## Begin Task material
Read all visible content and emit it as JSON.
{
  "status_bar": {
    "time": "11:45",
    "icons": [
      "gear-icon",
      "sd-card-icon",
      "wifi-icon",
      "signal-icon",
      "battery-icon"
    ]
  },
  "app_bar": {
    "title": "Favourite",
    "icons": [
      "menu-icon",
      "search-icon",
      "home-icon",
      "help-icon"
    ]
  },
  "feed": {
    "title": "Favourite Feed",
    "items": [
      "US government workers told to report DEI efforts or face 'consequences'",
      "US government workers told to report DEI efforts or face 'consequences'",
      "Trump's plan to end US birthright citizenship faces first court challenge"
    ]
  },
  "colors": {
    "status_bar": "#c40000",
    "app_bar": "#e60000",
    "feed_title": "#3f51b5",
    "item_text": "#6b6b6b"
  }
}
## End Task material
Show the data once more, exactly as it was written.

Read all visible content and emit it as JSON.
{
  "status_bar": {
    "time": "11:45",
    "icons": [
      "gear-icon",
      "sd-card-icon",
      "wifi-icon",
      "signal-icon",
      "battery-icon"
    ]
  },
  "app_bar": {
    "title": "Favourite",
    "icons": [
      "menu-icon",
      "search-icon",
      "home-icon",
      "help-icon"
    ]
  },
  "feed": {
    "title": "Favourite Feed",
    "items": [
      "US government workers told to report DEI efforts or face 'consequences'",
      "US government workers told to report DEI efforts or face 'consequences'",
      "Trump's plan to end US birthright citizenship faces first court challenge"
    ]
  },
  "colors": {
    "status_bar": "#c40000",
    "app_bar": "#e60000",
    "feed_title": "#3f51b5",
    "item_text": "#6b6b6b"
  }
}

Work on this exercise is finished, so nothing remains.